TASK:
The complete listing should be restated exactly.

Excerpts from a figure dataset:
★ ★ ★

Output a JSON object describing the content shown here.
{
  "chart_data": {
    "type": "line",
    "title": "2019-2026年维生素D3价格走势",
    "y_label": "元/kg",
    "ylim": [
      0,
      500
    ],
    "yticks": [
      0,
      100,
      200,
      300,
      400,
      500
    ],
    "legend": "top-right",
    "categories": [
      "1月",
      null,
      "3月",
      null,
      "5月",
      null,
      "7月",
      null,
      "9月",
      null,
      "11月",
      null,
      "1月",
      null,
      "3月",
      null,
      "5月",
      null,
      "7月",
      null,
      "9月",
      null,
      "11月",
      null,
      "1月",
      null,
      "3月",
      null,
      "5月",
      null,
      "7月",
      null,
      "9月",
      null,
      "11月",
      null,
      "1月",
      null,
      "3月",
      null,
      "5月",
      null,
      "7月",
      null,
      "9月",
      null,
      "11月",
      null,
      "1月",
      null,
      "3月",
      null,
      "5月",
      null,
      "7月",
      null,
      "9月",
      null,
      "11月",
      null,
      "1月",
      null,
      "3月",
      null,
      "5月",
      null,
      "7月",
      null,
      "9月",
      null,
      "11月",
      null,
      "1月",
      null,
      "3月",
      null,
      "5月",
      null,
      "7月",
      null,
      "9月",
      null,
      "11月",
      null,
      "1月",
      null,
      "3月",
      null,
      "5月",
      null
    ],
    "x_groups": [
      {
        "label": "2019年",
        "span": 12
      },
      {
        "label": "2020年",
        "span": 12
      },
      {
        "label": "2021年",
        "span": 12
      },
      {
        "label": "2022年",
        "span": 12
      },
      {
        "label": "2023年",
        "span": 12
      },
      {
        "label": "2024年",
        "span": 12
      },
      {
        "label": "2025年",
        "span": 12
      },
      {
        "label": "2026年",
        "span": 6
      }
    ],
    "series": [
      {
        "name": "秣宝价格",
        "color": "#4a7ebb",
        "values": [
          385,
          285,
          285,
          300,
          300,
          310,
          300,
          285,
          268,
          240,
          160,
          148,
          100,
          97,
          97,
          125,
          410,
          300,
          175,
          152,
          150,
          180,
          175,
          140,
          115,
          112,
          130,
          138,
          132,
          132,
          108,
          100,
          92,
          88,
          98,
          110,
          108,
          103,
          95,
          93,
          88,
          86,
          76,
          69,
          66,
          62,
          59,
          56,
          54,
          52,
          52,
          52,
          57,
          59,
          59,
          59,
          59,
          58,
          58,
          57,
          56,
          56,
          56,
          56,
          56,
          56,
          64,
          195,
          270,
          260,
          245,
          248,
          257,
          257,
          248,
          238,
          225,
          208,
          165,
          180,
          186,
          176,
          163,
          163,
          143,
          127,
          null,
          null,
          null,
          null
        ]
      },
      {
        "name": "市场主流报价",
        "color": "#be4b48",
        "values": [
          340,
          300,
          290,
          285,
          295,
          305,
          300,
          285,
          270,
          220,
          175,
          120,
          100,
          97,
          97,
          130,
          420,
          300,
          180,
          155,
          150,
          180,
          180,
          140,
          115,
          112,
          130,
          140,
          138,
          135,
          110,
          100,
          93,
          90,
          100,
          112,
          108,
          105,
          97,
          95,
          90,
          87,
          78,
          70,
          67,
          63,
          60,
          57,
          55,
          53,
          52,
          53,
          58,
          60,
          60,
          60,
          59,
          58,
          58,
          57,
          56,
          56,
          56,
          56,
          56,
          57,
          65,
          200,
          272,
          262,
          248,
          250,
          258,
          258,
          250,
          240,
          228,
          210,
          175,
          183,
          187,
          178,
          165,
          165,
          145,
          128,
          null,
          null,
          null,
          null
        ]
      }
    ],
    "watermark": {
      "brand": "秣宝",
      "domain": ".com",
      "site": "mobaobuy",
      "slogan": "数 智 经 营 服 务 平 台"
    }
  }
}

★ ★ ★

SOLUTION BELOW:
Output a JSON object describing the content shown here.
{
  "chart_data": {
    "type": "line",
    "title": "2019-2026年维生素D3价格走势",
    "y_label": "元/kg",
    "ylim": [
      0,
      500
    ],
    "yticks": [
      0,
      100,
      200,
      300,
      400,
      500
    ],
    "legend": "top-right",
    "categories": [
      "1月",
      null,
      "3月",
      null,
      "5月",
      null,
      "7月",
      null,
      "9月",
      null,
      "11月",
      null,
      "1月",
      null,
      "3月",
      null,
      "5月",
      null,
      "7月",
      null,
      "9月",
      null,
      "11月",
      null,
      "1月",
      null,
      "3月",
      null,
      "5月",
      null,
      "7月",
      null,
      "9月",
      null,
      "11月",
      null,
      "1月",
      null,
      "3月",
      null,
      "5月",
      null,
      "7月",
      null,
      "9月",
      null,
      "11月",
      null,
      "1月",
      null,
      "3月",
      null,
      "5月",
      null,
      "7月",
      null,
      "9月",
      null,
      "11月",
      null,
      "1月",
      null,
      "3月",
      null,
      "5月",
      null,
      "7月",
      null,
      "9月",
      null,
      "11月",
      null,
      "1月",
      null,
      "3月",
      null,
      "5月",
      null,
      "7月",
      null,
      "9月",
      null,
      "11月",
      null,
      "1月",
      null,
      "3月",
      null,
      "5月",
      null
    ],
    "x_groups": [
      {
        "label": "2019年",
        "span": 12
      },
      {
        "label": "2020年",
        "span": 12
      },
      {
        "label": "2021年",
        "span": 12
      },
      {
        "label": "2022年",
        "span": 12
      },
      {
        "label": "2023年",
        "span": 12
      },
      {
        "label": "2024年",
        "span": 12
      },
      {
        "label": "2025年",
        "span": 12
      },
      {
        "label": "2026年",
        "span": 6
      }
    ],
    "series": [
      {
        "name": "秣宝价格",
        "color": "#4a7ebb",
        "values": [
          385,
          285,
          285,
          300,
          300,
          310,
          300,
          285,
          268,
          240,
          160,
          148,
          100,
          97,
          97,
          125,
          410,
          300,
          175,
          152,
          150,
          180,
          175,
          140,
          115,
          112,
          130,
          138,
          132,
          132,
          108,
          100,
          92,
          88,
          98,
          110,
          108,
          103,
          95,
          93,
          88,
          86,
          76,
          69,
          66,
          62,
          59,
          56,
          54,
          52,
          52,
          52,
          57,
          59,
          59,
          59,
          59,
          58,
          58,
          57,
          56,
          56,
          56,
          56,
          56,
          56,
          64,
          195,
          270,
          260,
          245,
          248,
          257,
          257,
          248,
          238,
          225,
          208,
          165,
          180,
          186,
          176,
          163,
          163,
          143,
          127,
          null,
          null,
          null,
          null
        ]
      },
      {
        "name": "市场主流报价",
        "color": "#be4b48",
        "values": [
          340,
          300,
          290,
          285,
          295,
          305,
          300,
          285,
          270,
          220,
          175,
          120,
          100,
          97,
          97,
          130,
          420,
          300,
          180,
          155,
          150,
          180,
          180,
          140,
          115,
          112,
          130,
          140,
          138,
          135,
          110,
          100,
          93,
          90,
          100,
          112,
          108,
          105,
          97,
          95,
          90,
          87,
          78,
          70,
          67,
          63,
          60,
          57,
          55,
          53,
          52,
          53,
          58,
          60,
          60,
          60,
          59,
          58,
          58,
          57,
          56,
          56,
          56,
          56,
          56,
          57,
          65,
          200,
          272,
          262,
          248,
          250,
          258,
          258,
          250,
          240,
          228,
          210,
          175,
          183,
          187,
          178,
          165,
          165,
          145,
          128,
          null,
          null,
          null,
          null
        ]
      }
    ],
    "watermark": {
      "brand": "秣宝",
      "domain": ".com",
      "site": "mobaobuy",
      "slogan": "数 智 经 营 服 务 平 台"
    }
  }
}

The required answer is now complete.